Copy out the line containing "Convert this document image to plain text." and each line after it, through the last one in the material, exactly as written.

Stored records:
— begin —

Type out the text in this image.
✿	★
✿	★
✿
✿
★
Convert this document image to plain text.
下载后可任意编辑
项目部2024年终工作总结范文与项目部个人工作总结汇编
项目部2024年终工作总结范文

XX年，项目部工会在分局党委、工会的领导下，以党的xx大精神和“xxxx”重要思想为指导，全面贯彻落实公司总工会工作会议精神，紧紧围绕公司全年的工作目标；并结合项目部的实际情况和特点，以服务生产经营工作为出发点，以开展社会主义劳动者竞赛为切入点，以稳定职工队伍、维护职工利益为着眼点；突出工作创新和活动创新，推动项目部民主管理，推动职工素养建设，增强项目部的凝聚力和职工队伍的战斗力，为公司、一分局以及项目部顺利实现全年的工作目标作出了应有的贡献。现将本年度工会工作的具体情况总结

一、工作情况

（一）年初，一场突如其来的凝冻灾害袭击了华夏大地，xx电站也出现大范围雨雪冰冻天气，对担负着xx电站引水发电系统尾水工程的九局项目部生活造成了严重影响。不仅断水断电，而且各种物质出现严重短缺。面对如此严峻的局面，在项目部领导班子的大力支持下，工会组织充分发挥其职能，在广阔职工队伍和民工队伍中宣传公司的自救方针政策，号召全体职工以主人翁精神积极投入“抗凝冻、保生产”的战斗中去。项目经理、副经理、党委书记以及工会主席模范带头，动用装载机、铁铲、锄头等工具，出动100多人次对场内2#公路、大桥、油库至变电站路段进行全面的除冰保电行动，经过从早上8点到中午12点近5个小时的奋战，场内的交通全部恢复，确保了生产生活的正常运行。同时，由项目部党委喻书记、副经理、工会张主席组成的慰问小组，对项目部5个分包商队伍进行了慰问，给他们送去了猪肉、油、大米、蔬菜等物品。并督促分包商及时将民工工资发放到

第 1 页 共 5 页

— end —

**TASK SOLUTION**
Convert this document image to plain text.
下载后可任意编辑
项目部2024年终工作总结范文与项目部个人工作总结汇编
项目部2024年终工作总结范文

XX年，项目部工会在分局党委、工会的领导下，以党的xx大精神和“xxxx”重要思想为指导，全面贯彻落实公司总工会工作会议精神，紧紧围绕公司全年的工作目标；并结合项目部的实际情况和特点，以服务生产经营工作为出发点，以开展社会主义劳动者竞赛为切入点，以稳定职工队伍、维护职工利益为着眼点；突出工作创新和活动创新，推动项目部民主管理，推动职工素养建设，增强项目部的凝聚力和职工队伍的战斗力，为公司、一分局以及项目部顺利实现全年的工作目标作出了应有的贡献。现将本年度工会工作的具体情况总结

一、工作情况

（一）年初，一场突如其来的凝冻灾害袭击了华夏大地，xx电站也出现大范围雨雪冰冻天气，对担负着xx电站引水发电系统尾水工程的九局项目部生活造成了严重影响。不仅断水断电，而且各种物质出现严重短缺。面对如此严峻的局面，在项目部领导班子的大力支持下，工会组织充分发挥其职能，在广阔职工队伍和民工队伍中宣传公司的自救方针政策，号召全体职工以主人翁精神积极投入“抗凝冻、保生产”的战斗中去。项目经理、副经理、党委书记以及工会主席模范带头，动用装载机、铁铲、锄头等工具，出动100多人次对场内2#公路、大桥、油库至变电站路段进行全面的除冰保电行动，经过从早上8点到中午12点近5个小时的奋战，场内的交通全部恢复，确保了生产生活的正常运行。同时，由项目部党委喻书记、副经理、工会张主席组成的慰问小组，对项目部5个分包商队伍进行了慰问，给他们送去了猪肉、油、大米、蔬菜等物品。并督促分包商及时将民工工资发放到

第 1 页 共 5 页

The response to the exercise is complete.